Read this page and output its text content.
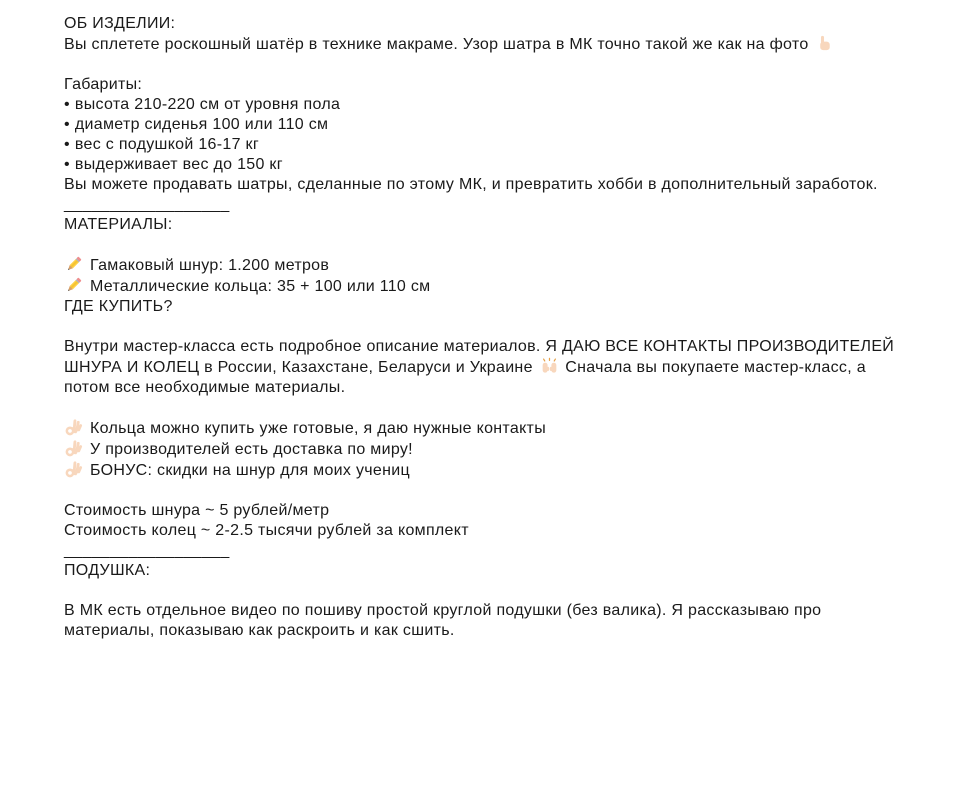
ОБ ИЗДЕЛИИ:

Вы сплетете роскошный шатёр в технике макраме. Узор шатра в МК точно такой же как на фото

Габариты:

• высота 210-220 см от уровня пола

• диаметр сиденья 100 или 110 см

• вес с подушкой 16-17 кг

• выдерживает вес до 150 кг

Вы можете продавать шатры, сделанные по этому МК, и превратить хобби в дополнительный заработок.

__________________

МАТЕРИАЛЫ:

Гамаковый шнур: 1.200 метров

Металлические кольца: 35 + 100 или 110 см

ГДЕ КУПИТЬ?

Внутри мастер-класса есть подробное описание материалов. Я ДАЮ ВСЕ КОНТАКТЫ ПРОИЗВОДИТЕЛЕЙ

ШНУРА И КОЛЕЦ в России, Казахстане, Беларуси и Украине Сначала вы покупаете мастер-класс, а

потом все необходимые материалы.

Кольца можно купить уже готовые, я даю нужные контакты

У производителей есть доставка по миру!

БОНУС: скидки на шнур для моих учениц

Стоимость шнура ~ 5 рублей/метр

Стоимость колец ~ 2-2.5 тысячи рублей за комплект

__________________

ПОДУШКА:

В МК есть отдельное видео по пошиву простой круглой подушки (без валика). Я рассказываю про

материалы, показываю как раскроить и как сшить.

What this task involves - Go through the material above and copy each line that has the word "есть".

Finished answer -
Внутри мастер-класса есть подробное описание материалов. Я ДАЮ ВСЕ КОНТАКТЫ ПРОИЗВОДИТЕЛЕЙ
У производителей есть доставка по миру!
В МК есть отдельное видео по пошиву простой круглой подушки (без валика). Я рассказываю про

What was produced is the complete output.